# [Task to carry out]
Check each line of the material below, and copy it if it holds the string "text".

# [Materials provided]
::::
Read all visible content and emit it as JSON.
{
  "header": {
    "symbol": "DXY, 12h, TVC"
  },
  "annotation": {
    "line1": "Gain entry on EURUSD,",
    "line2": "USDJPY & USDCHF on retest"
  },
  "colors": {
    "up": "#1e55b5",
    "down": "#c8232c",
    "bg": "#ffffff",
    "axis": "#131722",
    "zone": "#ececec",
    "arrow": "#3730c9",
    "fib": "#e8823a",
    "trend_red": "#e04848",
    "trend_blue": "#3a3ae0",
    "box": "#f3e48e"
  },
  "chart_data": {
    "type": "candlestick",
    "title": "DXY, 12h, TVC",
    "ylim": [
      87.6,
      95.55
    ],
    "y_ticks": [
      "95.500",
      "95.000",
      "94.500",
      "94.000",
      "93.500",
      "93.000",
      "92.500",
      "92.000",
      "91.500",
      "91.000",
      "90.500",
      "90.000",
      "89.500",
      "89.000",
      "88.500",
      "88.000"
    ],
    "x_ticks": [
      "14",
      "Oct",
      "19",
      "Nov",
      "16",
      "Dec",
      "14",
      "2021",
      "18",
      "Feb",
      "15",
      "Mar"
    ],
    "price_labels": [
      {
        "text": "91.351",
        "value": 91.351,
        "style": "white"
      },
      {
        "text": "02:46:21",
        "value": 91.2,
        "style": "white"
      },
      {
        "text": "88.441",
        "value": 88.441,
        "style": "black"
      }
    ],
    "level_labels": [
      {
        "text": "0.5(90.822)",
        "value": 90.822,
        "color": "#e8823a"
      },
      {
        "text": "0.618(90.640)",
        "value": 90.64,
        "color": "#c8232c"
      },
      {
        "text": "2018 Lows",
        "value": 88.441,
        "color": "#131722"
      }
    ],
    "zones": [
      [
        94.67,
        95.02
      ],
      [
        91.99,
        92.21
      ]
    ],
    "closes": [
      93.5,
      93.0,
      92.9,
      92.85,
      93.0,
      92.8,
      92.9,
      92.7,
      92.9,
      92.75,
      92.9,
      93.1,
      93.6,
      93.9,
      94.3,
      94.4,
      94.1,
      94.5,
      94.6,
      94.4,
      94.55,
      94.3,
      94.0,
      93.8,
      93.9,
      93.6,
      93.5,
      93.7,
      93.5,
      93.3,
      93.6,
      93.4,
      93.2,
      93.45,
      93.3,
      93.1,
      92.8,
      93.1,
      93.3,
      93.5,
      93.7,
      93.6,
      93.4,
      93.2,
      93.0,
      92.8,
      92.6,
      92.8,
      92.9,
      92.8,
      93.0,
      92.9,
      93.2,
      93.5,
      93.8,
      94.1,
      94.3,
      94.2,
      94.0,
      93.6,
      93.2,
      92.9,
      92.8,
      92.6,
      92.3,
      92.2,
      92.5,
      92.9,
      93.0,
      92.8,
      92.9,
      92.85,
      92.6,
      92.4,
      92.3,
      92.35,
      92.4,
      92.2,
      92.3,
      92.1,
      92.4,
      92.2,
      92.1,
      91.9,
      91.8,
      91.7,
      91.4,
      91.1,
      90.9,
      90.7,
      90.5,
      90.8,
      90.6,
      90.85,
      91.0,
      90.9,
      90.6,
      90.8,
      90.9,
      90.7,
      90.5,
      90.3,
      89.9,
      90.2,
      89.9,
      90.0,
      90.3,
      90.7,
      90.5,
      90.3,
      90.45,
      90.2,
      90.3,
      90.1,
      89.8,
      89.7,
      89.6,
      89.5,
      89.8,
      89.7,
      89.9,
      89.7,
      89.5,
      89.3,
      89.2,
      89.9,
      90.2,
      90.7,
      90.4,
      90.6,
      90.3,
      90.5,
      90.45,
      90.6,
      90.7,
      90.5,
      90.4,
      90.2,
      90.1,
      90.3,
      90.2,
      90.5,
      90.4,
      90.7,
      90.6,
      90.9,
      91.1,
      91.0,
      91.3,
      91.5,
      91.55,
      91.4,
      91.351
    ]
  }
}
::::
# [Response for this exercise]
        "text": "91.351",
        "text": "02:46:21",
        "text": "88.441",
        "text": "0.5(90.822)",
        "text": "0.618(90.640)",
        "text": "2018 Lows",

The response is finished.